------ Stored records
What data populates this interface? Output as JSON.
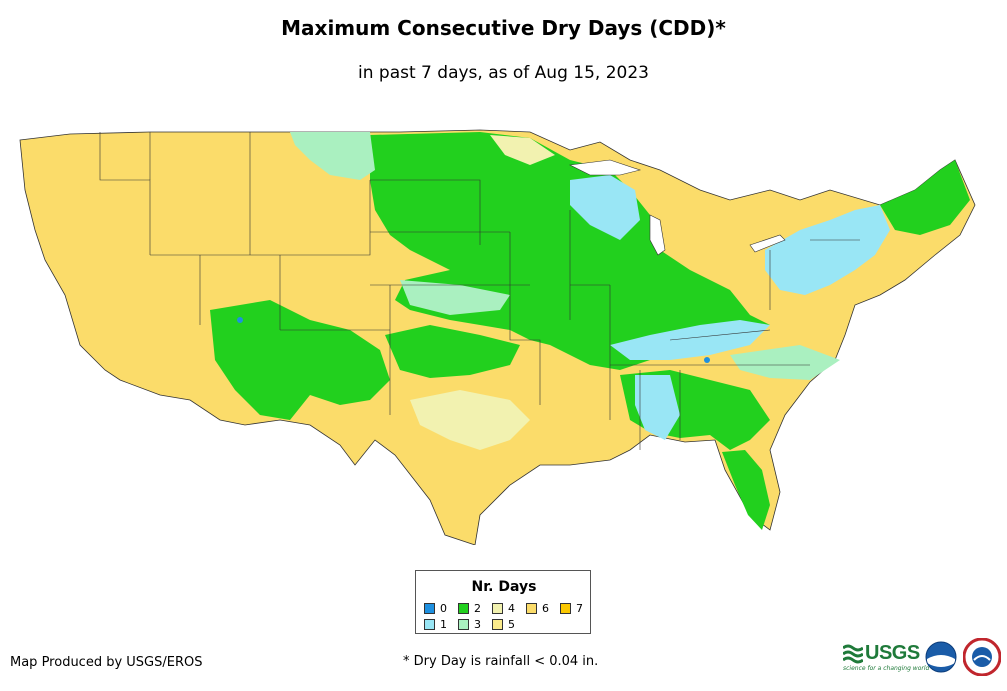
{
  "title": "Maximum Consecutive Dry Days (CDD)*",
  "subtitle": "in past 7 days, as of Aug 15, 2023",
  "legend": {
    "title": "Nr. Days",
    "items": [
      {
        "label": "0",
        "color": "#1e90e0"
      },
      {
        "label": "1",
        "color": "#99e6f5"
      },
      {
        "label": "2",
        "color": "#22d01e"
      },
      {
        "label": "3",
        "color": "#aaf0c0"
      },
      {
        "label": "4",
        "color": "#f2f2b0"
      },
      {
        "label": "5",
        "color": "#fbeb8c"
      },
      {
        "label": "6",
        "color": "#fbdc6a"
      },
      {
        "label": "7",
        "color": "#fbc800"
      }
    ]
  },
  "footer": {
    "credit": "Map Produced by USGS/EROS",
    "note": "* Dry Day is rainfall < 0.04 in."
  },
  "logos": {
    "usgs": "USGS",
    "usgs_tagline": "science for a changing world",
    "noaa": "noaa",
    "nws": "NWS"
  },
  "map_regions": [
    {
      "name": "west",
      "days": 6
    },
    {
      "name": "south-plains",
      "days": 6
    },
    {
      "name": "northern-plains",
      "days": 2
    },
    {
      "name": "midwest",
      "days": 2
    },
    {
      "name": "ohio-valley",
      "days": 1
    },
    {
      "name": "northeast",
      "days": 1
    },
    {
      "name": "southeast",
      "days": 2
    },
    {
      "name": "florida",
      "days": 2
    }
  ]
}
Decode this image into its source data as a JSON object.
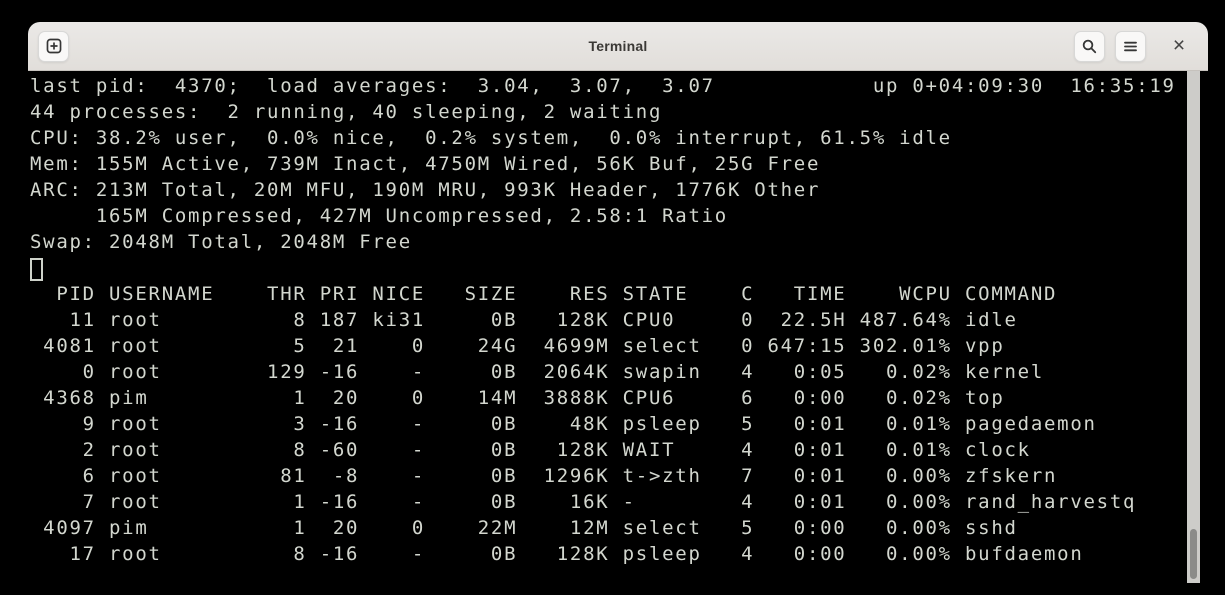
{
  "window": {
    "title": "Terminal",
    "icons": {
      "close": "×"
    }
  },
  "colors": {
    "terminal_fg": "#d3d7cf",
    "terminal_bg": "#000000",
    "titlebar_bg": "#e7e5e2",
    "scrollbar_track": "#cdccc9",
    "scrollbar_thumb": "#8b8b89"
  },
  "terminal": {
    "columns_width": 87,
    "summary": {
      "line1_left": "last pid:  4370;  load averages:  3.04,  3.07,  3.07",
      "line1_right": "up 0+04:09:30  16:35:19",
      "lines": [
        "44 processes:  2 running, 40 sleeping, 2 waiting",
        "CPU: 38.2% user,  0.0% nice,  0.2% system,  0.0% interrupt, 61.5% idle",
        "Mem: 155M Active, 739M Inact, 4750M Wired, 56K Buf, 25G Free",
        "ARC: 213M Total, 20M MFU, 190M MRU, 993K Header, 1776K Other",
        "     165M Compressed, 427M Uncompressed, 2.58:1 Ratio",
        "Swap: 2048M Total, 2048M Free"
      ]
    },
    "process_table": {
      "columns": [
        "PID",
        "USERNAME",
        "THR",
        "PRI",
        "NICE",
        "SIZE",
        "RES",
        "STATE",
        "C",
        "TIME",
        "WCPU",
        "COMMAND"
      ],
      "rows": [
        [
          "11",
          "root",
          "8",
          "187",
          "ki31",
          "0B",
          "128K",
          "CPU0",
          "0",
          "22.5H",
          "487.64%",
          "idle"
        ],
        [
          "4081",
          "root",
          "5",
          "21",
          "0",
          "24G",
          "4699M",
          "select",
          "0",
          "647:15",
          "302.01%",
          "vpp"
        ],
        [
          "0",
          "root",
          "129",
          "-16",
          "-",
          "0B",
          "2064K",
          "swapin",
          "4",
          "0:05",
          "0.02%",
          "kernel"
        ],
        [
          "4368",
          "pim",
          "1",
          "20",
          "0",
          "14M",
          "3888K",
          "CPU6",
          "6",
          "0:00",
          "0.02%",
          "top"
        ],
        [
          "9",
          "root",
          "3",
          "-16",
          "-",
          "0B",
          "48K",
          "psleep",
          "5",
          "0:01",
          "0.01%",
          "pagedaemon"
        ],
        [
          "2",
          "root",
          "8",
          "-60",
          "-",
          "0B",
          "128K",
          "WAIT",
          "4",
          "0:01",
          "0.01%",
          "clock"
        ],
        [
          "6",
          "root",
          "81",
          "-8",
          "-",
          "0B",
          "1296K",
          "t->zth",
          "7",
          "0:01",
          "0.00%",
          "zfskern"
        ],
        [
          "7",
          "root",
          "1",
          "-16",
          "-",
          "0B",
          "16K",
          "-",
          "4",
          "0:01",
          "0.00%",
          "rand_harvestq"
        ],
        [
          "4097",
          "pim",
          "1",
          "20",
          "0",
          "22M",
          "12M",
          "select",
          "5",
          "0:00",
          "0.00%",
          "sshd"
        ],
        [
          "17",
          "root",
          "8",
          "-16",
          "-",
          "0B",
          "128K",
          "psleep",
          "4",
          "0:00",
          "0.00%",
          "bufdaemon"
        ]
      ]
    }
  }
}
------------
Task brief: Transcribe the whole listing exactly. Pictures stay out of your copy.

Output below:
What data populates this interface? Output as JSON.
{
  "title": "Maximum Consecutive Dry Days (CDD)*",
  "subtitle": "in past 7 days, as of Aug 15, 2023",
  "legend": {
    "title": "Nr. Days",
    "items": [
      {
        "label": "0",
        "color": "#1e90e0"
      },
      {
        "label": "1",
        "color": "#99e6f5"
      },
      {
        "label": "2",
        "color": "#22d01e"
      },
      {
        "label": "3",
        "color": "#aaf0c0"
      },
      {
        "label": "4",
        "color": "#f2f2b0"
      },
      {
        "label": "5",
        "color": "#fbeb8c"
      },
      {
        "label": "6",
        "color": "#fbdc6a"
      },
      {
        "label": "7",
        "color": "#fbc800"
      }
    ]
  },
  "footer": {
    "credit": "Map Produced by USGS/EROS",
    "note": "* Dry Day is rainfall < 0.04 in."
  },
  "logos": {
    "usgs": "USGS",
    "usgs_tagline": "science for a changing world",
    "noaa": "noaa",
    "nws": "NWS"
  },
  "map_regions": [
    {
      "name": "west",
      "days": 6
    },
    {
      "name": "south-plains",
      "days": 6
    },
    {
      "name": "northern-plains",
      "days": 2
    },
    {
      "name": "midwest",
      "days": 2
    },
    {
      "name": "ohio-valley",
      "days": 1
    },
    {
      "name": "northeast",
      "days": 1
    },
    {
      "name": "southeast",
      "days": 2
    },
    {
      "name": "florida",
      "days": 2
    }
  ]
}
Decode this image into its source data as a JSON object.
{
  "window": {
    "title": "Terminal",
    "icons": {
      "close": "×"
    }
  },
  "colors": {
    "terminal_fg": "#d3d7cf",
    "terminal_bg": "#000000",
    "titlebar_bg": "#e7e5e2",
    "scrollbar_track": "#cdccc9",
    "scrollbar_thumb": "#8b8b89"
  },
  "terminal": {
    "columns_width": 87,
    "summary": {
      "line1_left": "last pid:  4370;  load averages:  3.04,  3.07,  3.07",
      "line1_right": "up 0+04:09:30  16:35:19",
      "lines": [
        "44 processes:  2 running, 40 sleeping, 2 waiting",
        "CPU: 38.2% user,  0.0% nice,  0.2% system,  0.0% interrupt, 61.5% idle",
        "Mem: 155M Active, 739M Inact, 4750M Wired, 56K Buf, 25G Free",
        "ARC: 213M Total, 20M MFU, 190M MRU, 993K Header, 1776K Other",
        "     165M Compressed, 427M Uncompressed, 2.58:1 Ratio",
        "Swap: 2048M Total, 2048M Free"
      ]
    },
    "process_table": {
      "columns": [
        "PID",
        "USERNAME",
        "THR",
        "PRI",
        "NICE",
        "SIZE",
        "RES",
        "STATE",
        "C",
        "TIME",
        "WCPU",
        "COMMAND"
      ],
      "rows": [
        [
          "11",
          "root",
          "8",
          "187",
          "ki31",
          "0B",
          "128K",
          "CPU0",
          "0",
          "22.5H",
          "487.64%",
          "idle"
        ],
        [
          "4081",
          "root",
          "5",
          "21",
          "0",
          "24G",
          "4699M",
          "select",
          "0",
          "647:15",
          "302.01%",
          "vpp"
        ],
        [
          "0",
          "root",
          "129",
          "-16",
          "-",
          "0B",
          "2064K",
          "swapin",
          "4",
          "0:05",
          "0.02%",
          "kernel"
        ],
        [
          "4368",
          "pim",
          "1",
          "20",
          "0",
          "14M",
          "3888K",
          "CPU6",
          "6",
          "0:00",
          "0.02%",
          "top"
        ],
        [
          "9",
          "root",
          "3",
          "-16",
          "-",
          "0B",
          "48K",
          "psleep",
          "5",
          "0:01",
          "0.01%",
          "pagedaemon"
        ],
        [
          "2",
          "root",
          "8",
          "-60",
          "-",
          "0B",
          "128K",
          "WAIT",
          "4",
          "0:01",
          "0.01%",
          "clock"
        ],
        [
          "6",
          "root",
          "81",
          "-8",
          "-",
          "0B",
          "1296K",
          "t->zth",
          "7",
          "0:01",
          "0.00%",
          "zfskern"
        ],
        [
          "7",
          "root",
          "1",
          "-16",
          "-",
          "0B",
          "16K",
          "-",
          "4",
          "0:01",
          "0.00%",
          "rand_harvestq"
        ],
        [
          "4097",
          "pim",
          "1",
          "20",
          "0",
          "22M",
          "12M",
          "select",
          "5",
          "0:00",
          "0.00%",
          "sshd"
        ],
        [
          "17",
          "root",
          "8",
          "-16",
          "-",
          "0B",
          "128K",
          "psleep",
          "4",
          "0:00",
          "0.00%",
          "bufdaemon"
        ]
      ]
    }
  }
}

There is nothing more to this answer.